== Task instructions ==
Return all of the entries exactly, with nothing added or left out.

== Figure contents as structured data ==
○ ○ ○ ○ ○ ○ ○
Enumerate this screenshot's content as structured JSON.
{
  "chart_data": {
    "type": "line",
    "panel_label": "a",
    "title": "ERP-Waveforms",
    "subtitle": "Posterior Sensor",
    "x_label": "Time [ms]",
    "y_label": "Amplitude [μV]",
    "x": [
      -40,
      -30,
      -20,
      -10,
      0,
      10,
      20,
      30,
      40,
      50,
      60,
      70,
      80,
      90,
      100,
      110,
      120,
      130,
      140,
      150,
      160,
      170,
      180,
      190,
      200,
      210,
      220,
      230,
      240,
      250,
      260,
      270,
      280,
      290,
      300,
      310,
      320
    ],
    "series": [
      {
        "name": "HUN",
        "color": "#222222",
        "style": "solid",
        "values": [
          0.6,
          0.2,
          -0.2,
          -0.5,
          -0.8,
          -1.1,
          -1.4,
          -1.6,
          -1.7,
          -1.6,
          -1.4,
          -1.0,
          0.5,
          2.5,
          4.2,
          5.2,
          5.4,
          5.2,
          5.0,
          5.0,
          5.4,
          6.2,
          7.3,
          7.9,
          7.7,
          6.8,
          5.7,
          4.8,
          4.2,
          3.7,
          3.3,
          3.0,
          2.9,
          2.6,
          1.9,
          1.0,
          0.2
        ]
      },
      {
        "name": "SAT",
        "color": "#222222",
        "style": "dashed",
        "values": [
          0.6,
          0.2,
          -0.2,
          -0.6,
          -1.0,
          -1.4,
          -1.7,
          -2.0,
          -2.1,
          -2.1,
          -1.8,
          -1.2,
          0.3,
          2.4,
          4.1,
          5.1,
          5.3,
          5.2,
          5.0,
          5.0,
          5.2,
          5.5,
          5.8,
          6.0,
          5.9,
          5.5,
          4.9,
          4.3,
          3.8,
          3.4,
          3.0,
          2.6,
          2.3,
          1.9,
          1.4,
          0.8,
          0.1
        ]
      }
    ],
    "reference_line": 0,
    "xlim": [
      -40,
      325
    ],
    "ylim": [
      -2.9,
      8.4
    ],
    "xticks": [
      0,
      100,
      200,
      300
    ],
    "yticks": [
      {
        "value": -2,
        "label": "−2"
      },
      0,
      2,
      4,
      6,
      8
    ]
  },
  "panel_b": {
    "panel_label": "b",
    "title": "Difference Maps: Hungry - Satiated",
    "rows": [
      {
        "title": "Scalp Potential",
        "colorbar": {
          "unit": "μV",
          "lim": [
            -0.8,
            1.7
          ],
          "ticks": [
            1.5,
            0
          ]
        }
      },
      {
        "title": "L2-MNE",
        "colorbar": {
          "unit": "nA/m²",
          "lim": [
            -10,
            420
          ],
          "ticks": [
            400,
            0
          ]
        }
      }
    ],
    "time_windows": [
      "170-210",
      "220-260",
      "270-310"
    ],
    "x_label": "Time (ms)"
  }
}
○ ○ ○ ○ ○ ○ ○
== The completed task ==
Enumerate this screenshot's content as structured JSON.
{
  "chart_data": {
    "type": "line",
    "panel_label": "a",
    "title": "ERP-Waveforms",
    "subtitle": "Posterior Sensor",
    "x_label": "Time [ms]",
    "y_label": "Amplitude [μV]",
    "x": [
      -40,
      -30,
      -20,
      -10,
      0,
      10,
      20,
      30,
      40,
      50,
      60,
      70,
      80,
      90,
      100,
      110,
      120,
      130,
      140,
      150,
      160,
      170,
      180,
      190,
      200,
      210,
      220,
      230,
      240,
      250,
      260,
      270,
      280,
      290,
      300,
      310,
      320
    ],
    "series": [
      {
        "name": "HUN",
        "color": "#222222",
        "style": "solid",
        "values": [
          0.6,
          0.2,
          -0.2,
          -0.5,
          -0.8,
          -1.1,
          -1.4,
          -1.6,
          -1.7,
          -1.6,
          -1.4,
          -1.0,
          0.5,
          2.5,
          4.2,
          5.2,
          5.4,
          5.2,
          5.0,
          5.0,
          5.4,
          6.2,
          7.3,
          7.9,
          7.7,
          6.8,
          5.7,
          4.8,
          4.2,
          3.7,
          3.3,
          3.0,
          2.9,
          2.6,
          1.9,
          1.0,
          0.2
        ]
      },
      {
        "name": "SAT",
        "color": "#222222",
        "style": "dashed",
        "values": [
          0.6,
          0.2,
          -0.2,
          -0.6,
          -1.0,
          -1.4,
          -1.7,
          -2.0,
          -2.1,
          -2.1,
          -1.8,
          -1.2,
          0.3,
          2.4,
          4.1,
          5.1,
          5.3,
          5.2,
          5.0,
          5.0,
          5.2,
          5.5,
          5.8,
          6.0,
          5.9,
          5.5,
          4.9,
          4.3,
          3.8,
          3.4,
          3.0,
          2.6,
          2.3,
          1.9,
          1.4,
          0.8,
          0.1
        ]
      }
    ],
    "reference_line": 0,
    "xlim": [
      -40,
      325
    ],
    "ylim": [
      -2.9,
      8.4
    ],
    "xticks": [
      0,
      100,
      200,
      300
    ],
    "yticks": [
      {
        "value": -2,
        "label": "−2"
      },
      0,
      2,
      4,
      6,
      8
    ]
  },
  "panel_b": {
    "panel_label": "b",
    "title": "Difference Maps: Hungry - Satiated",
    "rows": [
      {
        "title": "Scalp Potential",
        "colorbar": {
          "unit": "μV",
          "lim": [
            -0.8,
            1.7
          ],
          "ticks": [
            1.5,
            0
          ]
        }
      },
      {
        "title": "L2-MNE",
        "colorbar": {
          "unit": "nA/m²",
          "lim": [
            -10,
            420
          ],
          "ticks": [
            400,
            0
          ]
        }
      }
    ],
    "time_windows": [
      "170-210",
      "220-260",
      "270-310"
    ],
    "x_label": "Time (ms)"
  }
}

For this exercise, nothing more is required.